> **Exercise goal**: Without the pictures, print each of the records below exactly as it appears.

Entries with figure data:
"""
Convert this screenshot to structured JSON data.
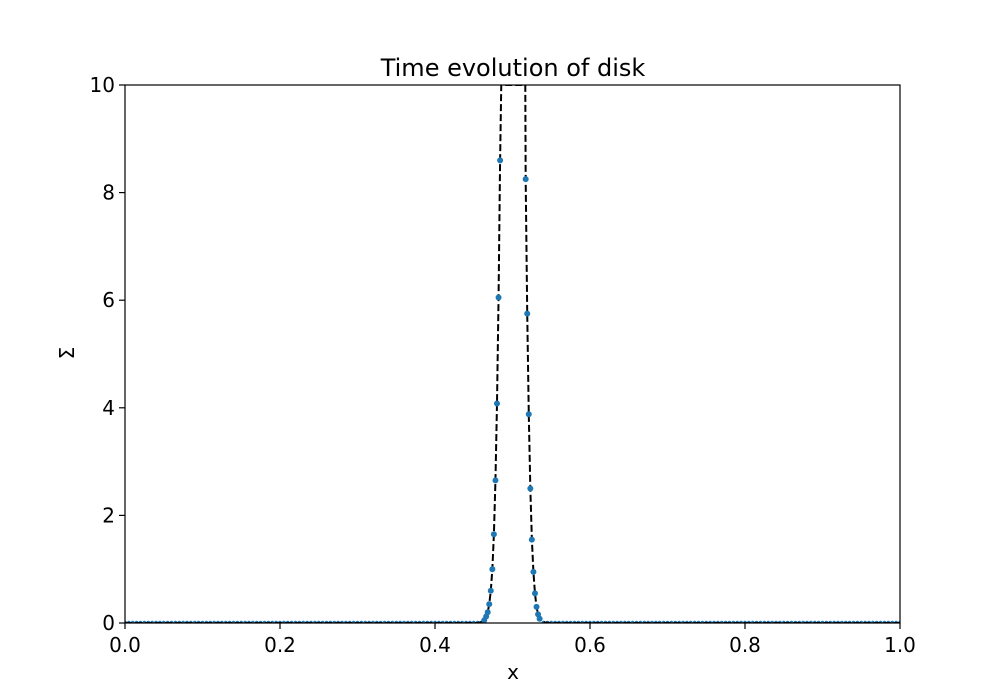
{
  "chart_data": {
    "type": "line",
    "title": "Time evolution of disk",
    "xlabel": "x",
    "ylabel": "Σ",
    "xlim": [
      0.0,
      1.0
    ],
    "ylim": [
      0,
      10
    ],
    "xticks": [
      "0.0",
      "0.2",
      "0.4",
      "0.6",
      "0.8",
      "1.0"
    ],
    "yticks": [
      "0",
      "2",
      "4",
      "6",
      "8",
      "10"
    ],
    "grid": false,
    "series": [
      {
        "style": "dashed-line",
        "color": "#000000",
        "points": [
          [
            0.0,
            0
          ],
          [
            0.44,
            0
          ],
          [
            0.455,
            0.0
          ],
          [
            0.46,
            0.02
          ],
          [
            0.463,
            0.05
          ],
          [
            0.466,
            0.12
          ],
          [
            0.468,
            0.2
          ],
          [
            0.47,
            0.35
          ],
          [
            0.472,
            0.6
          ],
          [
            0.474,
            1.0
          ],
          [
            0.476,
            1.65
          ],
          [
            0.478,
            2.65
          ],
          [
            0.48,
            4.08
          ],
          [
            0.482,
            6.05
          ],
          [
            0.484,
            8.6
          ],
          [
            0.4855,
            10.0
          ],
          [
            0.5165,
            10.0
          ],
          [
            0.517,
            8.25
          ],
          [
            0.519,
            5.75
          ],
          [
            0.521,
            3.88
          ],
          [
            0.523,
            2.5
          ],
          [
            0.525,
            1.55
          ],
          [
            0.527,
            0.95
          ],
          [
            0.529,
            0.55
          ],
          [
            0.531,
            0.3
          ],
          [
            0.533,
            0.16
          ],
          [
            0.535,
            0.08
          ],
          [
            0.538,
            0.03
          ],
          [
            0.542,
            0.01
          ],
          [
            0.55,
            0
          ],
          [
            0.56,
            0
          ],
          [
            1.0,
            0
          ]
        ]
      },
      {
        "style": "dots",
        "color": "#1f77b4",
        "points": [
          [
            0.4635,
            0.05
          ],
          [
            0.466,
            0.12
          ],
          [
            0.468,
            0.2
          ],
          [
            0.47,
            0.35
          ],
          [
            0.472,
            0.6
          ],
          [
            0.474,
            1.0
          ],
          [
            0.476,
            1.65
          ],
          [
            0.478,
            2.65
          ],
          [
            0.48,
            4.08
          ],
          [
            0.482,
            6.05
          ],
          [
            0.484,
            8.6
          ],
          [
            0.517,
            8.25
          ],
          [
            0.519,
            5.75
          ],
          [
            0.521,
            3.88
          ],
          [
            0.523,
            2.5
          ],
          [
            0.525,
            1.55
          ],
          [
            0.527,
            0.95
          ],
          [
            0.529,
            0.55
          ],
          [
            0.531,
            0.3
          ],
          [
            0.533,
            0.16
          ],
          [
            0.535,
            0.08
          ]
        ]
      }
    ]
  }
}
"""
> **Response**:
Convert this screenshot to structured JSON data.
{
  "chart_data": {
    "type": "line",
    "title": "Time evolution of disk",
    "xlabel": "x",
    "ylabel": "Σ",
    "xlim": [
      0.0,
      1.0
    ],
    "ylim": [
      0,
      10
    ],
    "xticks": [
      "0.0",
      "0.2",
      "0.4",
      "0.6",
      "0.8",
      "1.0"
    ],
    "yticks": [
      "0",
      "2",
      "4",
      "6",
      "8",
      "10"
    ],
    "grid": false,
    "series": [
      {
        "style": "dashed-line",
        "color": "#000000",
        "points": [
          [
            0.0,
            0
          ],
          [
            0.44,
            0
          ],
          [
            0.455,
            0.0
          ],
          [
            0.46,
            0.02
          ],
          [
            0.463,
            0.05
          ],
          [
            0.466,
            0.12
          ],
          [
            0.468,
            0.2
          ],
          [
            0.47,
            0.35
          ],
          [
            0.472,
            0.6
          ],
          [
            0.474,
            1.0
          ],
          [
            0.476,
            1.65
          ],
          [
            0.478,
            2.65
          ],
          [
            0.48,
            4.08
          ],
          [
            0.482,
            6.05
          ],
          [
            0.484,
            8.6
          ],
          [
            0.4855,
            10.0
          ],
          [
            0.5165,
            10.0
          ],
          [
            0.517,
            8.25
          ],
          [
            0.519,
            5.75
          ],
          [
            0.521,
            3.88
          ],
          [
            0.523,
            2.5
          ],
          [
            0.525,
            1.55
          ],
          [
            0.527,
            0.95
          ],
          [
            0.529,
            0.55
          ],
          [
            0.531,
            0.3
          ],
          [
            0.533,
            0.16
          ],
          [
            0.535,
            0.08
          ],
          [
            0.538,
            0.03
          ],
          [
            0.542,
            0.01
          ],
          [
            0.55,
            0
          ],
          [
            0.56,
            0
          ],
          [
            1.0,
            0
          ]
        ]
      },
      {
        "style": "dots",
        "color": "#1f77b4",
        "points": [
          [
            0.4635,
            0.05
          ],
          [
            0.466,
            0.12
          ],
          [
            0.468,
            0.2
          ],
          [
            0.47,
            0.35
          ],
          [
            0.472,
            0.6
          ],
          [
            0.474,
            1.0
          ],
          [
            0.476,
            1.65
          ],
          [
            0.478,
            2.65
          ],
          [
            0.48,
            4.08
          ],
          [
            0.482,
            6.05
          ],
          [
            0.484,
            8.6
          ],
          [
            0.517,
            8.25
          ],
          [
            0.519,
            5.75
          ],
          [
            0.521,
            3.88
          ],
          [
            0.523,
            2.5
          ],
          [
            0.525,
            1.55
          ],
          [
            0.527,
            0.95
          ],
          [
            0.529,
            0.55
          ],
          [
            0.531,
            0.3
          ],
          [
            0.533,
            0.16
          ],
          [
            0.535,
            0.08
          ]
        ]
      }
    ]
  }
}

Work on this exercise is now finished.